Recorded data
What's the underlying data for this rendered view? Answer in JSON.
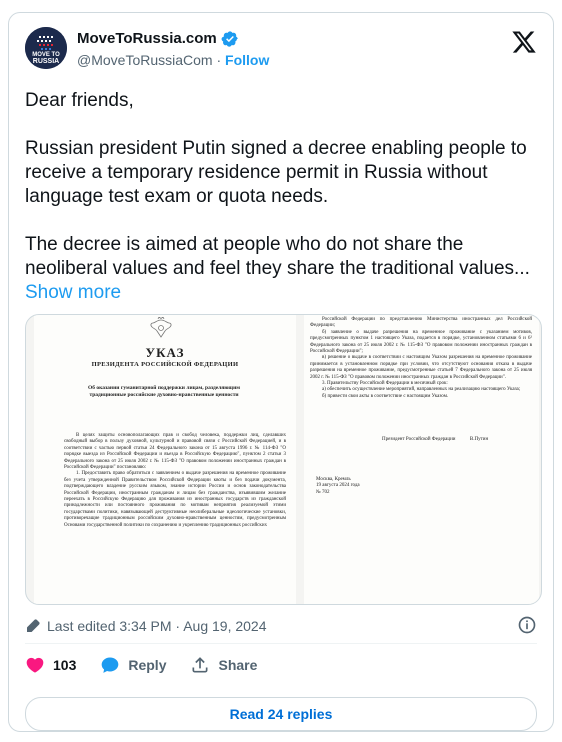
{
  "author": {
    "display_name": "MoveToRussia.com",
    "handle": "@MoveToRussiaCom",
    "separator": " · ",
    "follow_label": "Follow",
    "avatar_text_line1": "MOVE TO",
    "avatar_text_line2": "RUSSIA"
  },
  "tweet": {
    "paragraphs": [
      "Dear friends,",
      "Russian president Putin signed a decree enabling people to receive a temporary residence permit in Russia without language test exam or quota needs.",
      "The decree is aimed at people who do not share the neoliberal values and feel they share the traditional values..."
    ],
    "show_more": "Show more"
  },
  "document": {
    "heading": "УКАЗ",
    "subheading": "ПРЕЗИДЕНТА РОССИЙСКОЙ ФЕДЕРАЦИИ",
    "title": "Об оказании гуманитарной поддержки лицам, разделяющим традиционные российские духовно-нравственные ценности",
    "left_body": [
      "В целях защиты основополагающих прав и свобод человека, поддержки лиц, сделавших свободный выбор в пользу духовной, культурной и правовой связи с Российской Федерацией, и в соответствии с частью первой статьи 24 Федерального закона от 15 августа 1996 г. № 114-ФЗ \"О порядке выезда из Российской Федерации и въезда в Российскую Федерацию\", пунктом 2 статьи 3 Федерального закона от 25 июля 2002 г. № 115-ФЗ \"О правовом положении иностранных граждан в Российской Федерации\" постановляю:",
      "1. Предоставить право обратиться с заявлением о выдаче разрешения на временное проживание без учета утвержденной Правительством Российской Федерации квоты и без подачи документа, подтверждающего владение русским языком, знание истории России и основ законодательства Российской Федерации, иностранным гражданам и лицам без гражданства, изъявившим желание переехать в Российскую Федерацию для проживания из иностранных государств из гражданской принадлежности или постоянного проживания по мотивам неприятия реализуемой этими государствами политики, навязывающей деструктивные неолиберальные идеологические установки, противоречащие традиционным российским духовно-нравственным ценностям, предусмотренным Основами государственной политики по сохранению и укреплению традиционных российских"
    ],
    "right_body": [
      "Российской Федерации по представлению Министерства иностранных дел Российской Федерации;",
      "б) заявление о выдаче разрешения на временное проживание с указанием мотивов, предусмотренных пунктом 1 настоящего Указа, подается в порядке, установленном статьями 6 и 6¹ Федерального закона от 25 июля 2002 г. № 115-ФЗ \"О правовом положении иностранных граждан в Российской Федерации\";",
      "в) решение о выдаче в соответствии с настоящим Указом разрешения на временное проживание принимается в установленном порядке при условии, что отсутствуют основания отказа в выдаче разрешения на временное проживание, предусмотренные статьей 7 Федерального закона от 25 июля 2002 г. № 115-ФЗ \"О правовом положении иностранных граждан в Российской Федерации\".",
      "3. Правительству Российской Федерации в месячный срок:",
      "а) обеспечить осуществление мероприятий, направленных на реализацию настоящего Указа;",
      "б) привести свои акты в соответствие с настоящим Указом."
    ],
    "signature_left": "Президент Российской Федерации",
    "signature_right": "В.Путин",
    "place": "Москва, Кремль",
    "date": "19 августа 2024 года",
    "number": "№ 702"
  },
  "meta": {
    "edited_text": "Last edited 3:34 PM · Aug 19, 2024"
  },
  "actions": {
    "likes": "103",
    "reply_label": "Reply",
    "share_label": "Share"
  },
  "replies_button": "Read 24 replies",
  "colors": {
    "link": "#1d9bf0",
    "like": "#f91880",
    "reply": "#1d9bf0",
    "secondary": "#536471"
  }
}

_EXERCISE BRIEF_
Select and copy each line from the data that includes the word "people".

_EXERCISE SOLUTION_
      "Russian president Putin signed a decree enabling people to receive a temporary residence permit in Russia without language test exam or quota needs.",
      "The decree is aimed at people who do not share the neoliberal values and feel they share the traditional values..."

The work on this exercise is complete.